## Problem to solve
Write out exactly, please, the lines from the one containing "Enumerate this screenshot's" to the end of the material.

## Task inputs
________________________
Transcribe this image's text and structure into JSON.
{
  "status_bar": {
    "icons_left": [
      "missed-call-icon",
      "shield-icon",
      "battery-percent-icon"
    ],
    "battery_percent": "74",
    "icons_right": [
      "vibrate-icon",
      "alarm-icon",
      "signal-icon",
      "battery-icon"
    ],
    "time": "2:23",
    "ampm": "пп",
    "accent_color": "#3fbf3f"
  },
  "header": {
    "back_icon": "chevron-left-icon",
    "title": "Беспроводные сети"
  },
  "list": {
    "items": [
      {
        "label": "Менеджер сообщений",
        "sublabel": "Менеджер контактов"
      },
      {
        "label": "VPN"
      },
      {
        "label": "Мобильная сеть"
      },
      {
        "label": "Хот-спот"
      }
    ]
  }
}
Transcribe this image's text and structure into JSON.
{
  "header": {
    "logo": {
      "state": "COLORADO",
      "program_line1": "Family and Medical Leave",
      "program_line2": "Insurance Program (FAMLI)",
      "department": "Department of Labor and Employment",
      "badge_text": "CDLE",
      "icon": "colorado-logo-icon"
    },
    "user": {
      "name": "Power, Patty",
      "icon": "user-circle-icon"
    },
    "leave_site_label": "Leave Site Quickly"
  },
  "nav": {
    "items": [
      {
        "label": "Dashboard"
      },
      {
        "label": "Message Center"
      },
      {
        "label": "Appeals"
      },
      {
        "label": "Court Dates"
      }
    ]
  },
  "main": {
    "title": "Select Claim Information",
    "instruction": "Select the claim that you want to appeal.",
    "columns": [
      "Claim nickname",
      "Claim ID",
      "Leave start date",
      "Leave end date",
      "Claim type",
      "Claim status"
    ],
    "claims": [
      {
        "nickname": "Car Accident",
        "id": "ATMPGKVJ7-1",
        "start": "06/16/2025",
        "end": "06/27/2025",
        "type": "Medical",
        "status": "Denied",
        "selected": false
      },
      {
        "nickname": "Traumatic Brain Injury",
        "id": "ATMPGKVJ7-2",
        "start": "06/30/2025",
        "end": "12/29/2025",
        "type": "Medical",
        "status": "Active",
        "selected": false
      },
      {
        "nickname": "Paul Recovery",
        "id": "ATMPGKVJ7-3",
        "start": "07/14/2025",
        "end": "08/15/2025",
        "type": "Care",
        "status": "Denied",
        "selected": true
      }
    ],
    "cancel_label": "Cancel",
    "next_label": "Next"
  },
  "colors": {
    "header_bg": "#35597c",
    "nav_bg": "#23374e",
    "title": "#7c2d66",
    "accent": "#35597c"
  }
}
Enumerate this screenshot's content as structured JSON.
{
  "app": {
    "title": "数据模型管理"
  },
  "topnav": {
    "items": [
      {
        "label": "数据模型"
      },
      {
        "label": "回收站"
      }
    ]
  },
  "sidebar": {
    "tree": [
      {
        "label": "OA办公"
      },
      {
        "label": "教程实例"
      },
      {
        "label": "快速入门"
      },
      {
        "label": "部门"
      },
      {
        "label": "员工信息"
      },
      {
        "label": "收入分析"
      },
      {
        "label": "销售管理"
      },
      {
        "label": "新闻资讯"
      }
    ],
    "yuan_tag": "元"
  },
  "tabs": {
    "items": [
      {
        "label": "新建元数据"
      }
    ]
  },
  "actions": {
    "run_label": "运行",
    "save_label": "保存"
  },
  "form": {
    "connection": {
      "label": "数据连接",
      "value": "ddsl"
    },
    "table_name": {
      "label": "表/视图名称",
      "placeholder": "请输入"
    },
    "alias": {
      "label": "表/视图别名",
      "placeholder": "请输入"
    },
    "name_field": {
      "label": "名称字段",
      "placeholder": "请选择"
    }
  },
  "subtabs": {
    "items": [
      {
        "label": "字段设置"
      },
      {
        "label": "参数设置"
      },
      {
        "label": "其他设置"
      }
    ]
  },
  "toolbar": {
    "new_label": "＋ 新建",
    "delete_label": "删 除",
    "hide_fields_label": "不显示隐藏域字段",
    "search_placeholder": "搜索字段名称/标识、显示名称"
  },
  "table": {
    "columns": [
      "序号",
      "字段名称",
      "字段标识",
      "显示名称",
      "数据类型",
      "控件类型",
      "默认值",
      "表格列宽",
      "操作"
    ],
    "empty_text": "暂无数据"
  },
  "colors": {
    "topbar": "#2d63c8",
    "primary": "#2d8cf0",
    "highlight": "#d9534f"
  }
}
________________________
## Worked answer
Enumerate this screenshot's content as structured JSON.
{
  "app": {
    "title": "数据模型管理"
  },
  "topnav": {
    "items": [
      {
        "label": "数据模型"
      },
      {
        "label": "回收站"
      }
    ]
  },
  "sidebar": {
    "tree": [
      {
        "label": "OA办公"
      },
      {
        "label": "教程实例"
      },
      {
        "label": "快速入门"
      },
      {
        "label": "部门"
      },
      {
        "label": "员工信息"
      },
      {
        "label": "收入分析"
      },
      {
        "label": "销售管理"
      },
      {
        "label": "新闻资讯"
      }
    ],
    "yuan_tag": "元"
  },
  "tabs": {
    "items": [
      {
        "label": "新建元数据"
      }
    ]
  },
  "actions": {
    "run_label": "运行",
    "save_label": "保存"
  },
  "form": {
    "connection": {
      "label": "数据连接",
      "value": "ddsl"
    },
    "table_name": {
      "label": "表/视图名称",
      "placeholder": "请输入"
    },
    "alias": {
      "label": "表/视图别名",
      "placeholder": "请输入"
    },
    "name_field": {
      "label": "名称字段",
      "placeholder": "请选择"
    }
  },
  "subtabs": {
    "items": [
      {
        "label": "字段设置"
      },
      {
        "label": "参数设置"
      },
      {
        "label": "其他设置"
      }
    ]
  },
  "toolbar": {
    "new_label": "＋ 新建",
    "delete_label": "删 除",
    "hide_fields_label": "不显示隐藏域字段",
    "search_placeholder": "搜索字段名称/标识、显示名称"
  },
  "table": {
    "columns": [
      "序号",
      "字段名称",
      "字段标识",
      "显示名称",
      "数据类型",
      "控件类型",
      "默认值",
      "表格列宽",
      "操作"
    ],
    "empty_text": "暂无数据"
  },
  "colors": {
    "topbar": "#2d63c8",
    "primary": "#2d8cf0",
    "highlight": "#d9534f"
  }
}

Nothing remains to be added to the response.